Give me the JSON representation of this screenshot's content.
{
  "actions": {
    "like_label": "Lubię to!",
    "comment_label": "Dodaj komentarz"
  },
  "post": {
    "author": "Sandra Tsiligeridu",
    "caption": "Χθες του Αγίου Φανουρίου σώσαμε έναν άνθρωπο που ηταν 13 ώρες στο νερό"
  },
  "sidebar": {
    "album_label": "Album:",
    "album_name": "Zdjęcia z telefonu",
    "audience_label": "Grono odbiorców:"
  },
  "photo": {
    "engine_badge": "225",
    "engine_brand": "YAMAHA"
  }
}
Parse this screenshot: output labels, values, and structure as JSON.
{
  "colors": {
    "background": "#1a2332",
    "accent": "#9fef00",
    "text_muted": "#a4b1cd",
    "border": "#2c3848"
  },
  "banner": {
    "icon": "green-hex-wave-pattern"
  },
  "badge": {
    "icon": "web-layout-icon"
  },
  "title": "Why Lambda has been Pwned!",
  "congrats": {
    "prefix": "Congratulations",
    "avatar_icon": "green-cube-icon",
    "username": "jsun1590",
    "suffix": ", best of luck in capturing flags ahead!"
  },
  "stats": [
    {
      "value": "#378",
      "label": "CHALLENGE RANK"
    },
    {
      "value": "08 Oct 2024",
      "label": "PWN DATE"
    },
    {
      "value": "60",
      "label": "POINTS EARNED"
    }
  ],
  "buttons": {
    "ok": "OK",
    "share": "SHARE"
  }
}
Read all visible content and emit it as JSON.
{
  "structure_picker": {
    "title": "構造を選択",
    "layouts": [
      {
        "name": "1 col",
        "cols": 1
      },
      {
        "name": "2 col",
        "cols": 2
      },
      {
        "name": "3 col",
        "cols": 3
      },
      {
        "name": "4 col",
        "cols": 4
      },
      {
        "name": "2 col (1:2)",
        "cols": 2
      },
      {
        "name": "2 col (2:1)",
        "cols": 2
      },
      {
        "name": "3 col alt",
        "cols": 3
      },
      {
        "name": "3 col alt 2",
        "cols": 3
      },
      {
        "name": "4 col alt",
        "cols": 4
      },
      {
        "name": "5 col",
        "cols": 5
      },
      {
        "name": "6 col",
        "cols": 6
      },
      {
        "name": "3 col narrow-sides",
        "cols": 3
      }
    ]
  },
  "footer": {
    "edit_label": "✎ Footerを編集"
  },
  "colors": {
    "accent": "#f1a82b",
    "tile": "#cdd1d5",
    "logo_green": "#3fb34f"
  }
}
:::
- _SET TASK_:
Copy each line of the records above that carries the word "JSON".

- _EXERCISE OUTPUT_:
Give me the JSON representation of this screenshot's content.
Parse this screenshot: output labels, values, and structure as JSON.
Read all visible content and emit it as JSON.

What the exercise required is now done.